Text excerpt:
--- START ---

SCIABARRA RESPONDS TO THE CRITICS
RESPONSE TO BRYAN CAPLAN
The following post was made to an internet group, in response to Bryan Caplan's review, which was later published in Libertarian Alliance.
Just a quick note here to thank Bryan publicly for his very perceptive critique of my book. I did however, wish to make a few points in response. Bryan states that I characterize my approach as "historical." Actually, I state it is "hermeneutical" -- which means that I pay attention to historical issues for sure, but I am also interested in reconstructing the "text" of Objectivism both historically and synchronically as a radical project.
He is right to characterize my understanding of the Lossky-Rand relationship as speculative. But more than this, I have shown that Lossky was merely one (possibly major) transmission belt for themes that were endemic to Russian culture, themes which were in the very intellectual air that Ayn Rand breathed.
On the dialectic as method, I think there is much more to it than merely a transcendence of opposites. It is a method that preserves the analytical integrity of the whole and that traces internal relations. I do not believe that internal relations are universally accepted; the analytic tendency to think of issues as singular and unintegrated with other issues is a case in point. Moreover, dialectics as method highlights historical and systemic context, and, it is, as Marx supposed, a unity of critique and revolution.

--- END ---

Data to examine:
--- START ---

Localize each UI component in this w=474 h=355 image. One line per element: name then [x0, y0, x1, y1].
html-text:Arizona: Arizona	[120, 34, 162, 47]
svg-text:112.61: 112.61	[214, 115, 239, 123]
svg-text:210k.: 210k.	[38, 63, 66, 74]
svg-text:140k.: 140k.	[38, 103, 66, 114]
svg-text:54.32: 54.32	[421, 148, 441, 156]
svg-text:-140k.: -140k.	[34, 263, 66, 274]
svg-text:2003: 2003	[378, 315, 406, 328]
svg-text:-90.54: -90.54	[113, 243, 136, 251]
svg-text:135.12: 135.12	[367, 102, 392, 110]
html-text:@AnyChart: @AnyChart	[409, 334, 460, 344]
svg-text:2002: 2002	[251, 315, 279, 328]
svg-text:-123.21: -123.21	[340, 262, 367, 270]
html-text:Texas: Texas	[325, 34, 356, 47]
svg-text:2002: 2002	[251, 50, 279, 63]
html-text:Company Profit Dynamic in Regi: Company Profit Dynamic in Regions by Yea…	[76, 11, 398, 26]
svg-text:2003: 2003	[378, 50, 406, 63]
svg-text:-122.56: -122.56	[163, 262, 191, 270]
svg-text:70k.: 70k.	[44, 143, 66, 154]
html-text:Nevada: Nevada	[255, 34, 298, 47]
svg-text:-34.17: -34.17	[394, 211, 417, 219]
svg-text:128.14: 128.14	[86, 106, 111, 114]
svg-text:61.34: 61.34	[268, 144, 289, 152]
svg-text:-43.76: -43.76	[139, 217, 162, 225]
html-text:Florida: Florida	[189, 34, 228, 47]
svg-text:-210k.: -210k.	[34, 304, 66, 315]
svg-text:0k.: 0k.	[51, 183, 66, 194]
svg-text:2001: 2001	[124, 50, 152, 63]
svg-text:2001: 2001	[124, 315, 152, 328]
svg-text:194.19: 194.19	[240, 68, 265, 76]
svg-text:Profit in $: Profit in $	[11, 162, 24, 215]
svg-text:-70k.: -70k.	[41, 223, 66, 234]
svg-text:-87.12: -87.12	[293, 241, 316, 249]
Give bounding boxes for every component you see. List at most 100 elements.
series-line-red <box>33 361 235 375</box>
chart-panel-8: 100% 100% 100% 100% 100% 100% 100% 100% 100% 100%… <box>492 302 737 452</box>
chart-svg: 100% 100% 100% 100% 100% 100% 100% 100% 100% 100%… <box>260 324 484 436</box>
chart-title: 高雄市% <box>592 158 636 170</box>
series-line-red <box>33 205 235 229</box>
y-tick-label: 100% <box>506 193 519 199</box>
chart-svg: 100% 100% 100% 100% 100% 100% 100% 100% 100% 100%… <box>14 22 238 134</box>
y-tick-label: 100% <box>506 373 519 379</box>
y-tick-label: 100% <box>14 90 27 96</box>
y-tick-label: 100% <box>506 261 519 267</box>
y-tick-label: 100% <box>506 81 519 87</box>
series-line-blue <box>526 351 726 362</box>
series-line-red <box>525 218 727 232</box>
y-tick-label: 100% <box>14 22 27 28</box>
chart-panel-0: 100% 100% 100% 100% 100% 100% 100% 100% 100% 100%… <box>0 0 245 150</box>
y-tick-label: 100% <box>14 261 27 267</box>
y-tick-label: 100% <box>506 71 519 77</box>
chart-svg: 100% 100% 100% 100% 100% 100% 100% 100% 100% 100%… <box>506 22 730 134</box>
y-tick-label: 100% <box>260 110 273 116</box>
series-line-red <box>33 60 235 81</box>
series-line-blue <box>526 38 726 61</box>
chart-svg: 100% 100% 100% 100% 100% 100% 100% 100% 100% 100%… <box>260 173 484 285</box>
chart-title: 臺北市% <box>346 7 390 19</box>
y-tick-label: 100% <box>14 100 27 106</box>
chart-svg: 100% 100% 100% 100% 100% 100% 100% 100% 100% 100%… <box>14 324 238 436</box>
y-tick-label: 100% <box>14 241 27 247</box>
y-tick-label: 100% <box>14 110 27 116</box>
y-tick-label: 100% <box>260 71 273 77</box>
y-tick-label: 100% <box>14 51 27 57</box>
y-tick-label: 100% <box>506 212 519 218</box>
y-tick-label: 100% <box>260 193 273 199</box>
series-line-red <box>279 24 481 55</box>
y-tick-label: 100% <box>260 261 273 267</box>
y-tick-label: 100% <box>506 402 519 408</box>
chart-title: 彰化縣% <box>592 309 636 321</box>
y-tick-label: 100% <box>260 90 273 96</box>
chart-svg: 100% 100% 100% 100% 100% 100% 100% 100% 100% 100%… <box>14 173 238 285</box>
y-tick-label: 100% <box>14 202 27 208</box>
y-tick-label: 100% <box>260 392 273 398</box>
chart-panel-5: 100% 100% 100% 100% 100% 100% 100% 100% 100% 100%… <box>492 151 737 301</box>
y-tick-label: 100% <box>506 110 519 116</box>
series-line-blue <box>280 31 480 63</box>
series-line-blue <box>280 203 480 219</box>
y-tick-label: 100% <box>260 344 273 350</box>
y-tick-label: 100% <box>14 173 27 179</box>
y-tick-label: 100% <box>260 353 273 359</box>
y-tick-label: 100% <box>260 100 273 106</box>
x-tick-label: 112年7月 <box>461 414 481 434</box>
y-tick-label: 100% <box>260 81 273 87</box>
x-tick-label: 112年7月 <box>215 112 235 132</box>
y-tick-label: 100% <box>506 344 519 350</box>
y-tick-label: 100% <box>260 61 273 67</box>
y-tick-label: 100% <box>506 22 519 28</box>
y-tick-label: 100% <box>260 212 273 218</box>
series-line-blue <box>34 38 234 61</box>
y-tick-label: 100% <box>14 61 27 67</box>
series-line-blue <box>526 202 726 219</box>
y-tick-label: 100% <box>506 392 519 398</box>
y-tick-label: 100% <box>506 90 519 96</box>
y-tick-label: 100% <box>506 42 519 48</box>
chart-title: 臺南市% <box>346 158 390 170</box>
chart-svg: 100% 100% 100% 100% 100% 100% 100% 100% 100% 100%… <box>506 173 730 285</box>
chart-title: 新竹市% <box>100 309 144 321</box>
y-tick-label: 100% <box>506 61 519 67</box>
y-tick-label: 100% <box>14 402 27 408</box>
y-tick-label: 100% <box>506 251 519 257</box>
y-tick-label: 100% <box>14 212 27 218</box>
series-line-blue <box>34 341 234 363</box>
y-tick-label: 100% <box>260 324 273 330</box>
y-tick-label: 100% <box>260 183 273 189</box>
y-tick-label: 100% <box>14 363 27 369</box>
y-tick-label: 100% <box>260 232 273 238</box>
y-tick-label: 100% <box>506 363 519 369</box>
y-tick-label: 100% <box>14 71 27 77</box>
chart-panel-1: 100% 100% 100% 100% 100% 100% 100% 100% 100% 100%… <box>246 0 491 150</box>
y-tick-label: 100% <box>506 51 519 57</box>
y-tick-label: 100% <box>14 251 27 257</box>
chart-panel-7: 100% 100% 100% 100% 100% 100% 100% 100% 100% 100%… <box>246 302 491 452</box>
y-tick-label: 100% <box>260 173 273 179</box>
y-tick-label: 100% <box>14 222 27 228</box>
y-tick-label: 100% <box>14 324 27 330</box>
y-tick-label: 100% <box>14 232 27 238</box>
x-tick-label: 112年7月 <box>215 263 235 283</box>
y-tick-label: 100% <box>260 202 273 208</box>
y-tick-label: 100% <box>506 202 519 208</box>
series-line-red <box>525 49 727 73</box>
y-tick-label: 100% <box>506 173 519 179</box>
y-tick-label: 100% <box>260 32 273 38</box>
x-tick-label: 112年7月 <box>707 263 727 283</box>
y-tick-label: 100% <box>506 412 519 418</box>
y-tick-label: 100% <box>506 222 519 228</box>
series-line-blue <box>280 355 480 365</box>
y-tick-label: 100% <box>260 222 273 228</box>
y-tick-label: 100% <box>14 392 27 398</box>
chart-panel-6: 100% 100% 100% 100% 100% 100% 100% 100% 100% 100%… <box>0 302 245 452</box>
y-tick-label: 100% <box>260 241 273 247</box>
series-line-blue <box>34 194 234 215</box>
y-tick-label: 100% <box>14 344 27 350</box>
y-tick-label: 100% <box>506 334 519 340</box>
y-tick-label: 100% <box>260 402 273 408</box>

--- END ---

Task item:
Retype the passage of the response to Bryan Caplan's review between "SCIABARRA RESPONDS TO" and "in Libertarian Alliance.", inclusive.

Answer box:
SCIABARRA RESPONDS TO THE CRITICS
RESPONSE TO BRYAN CAPLAN
The following post was made to an internet group, in response to Bryan Caplan's review, which was later published in Libertarian Alliance.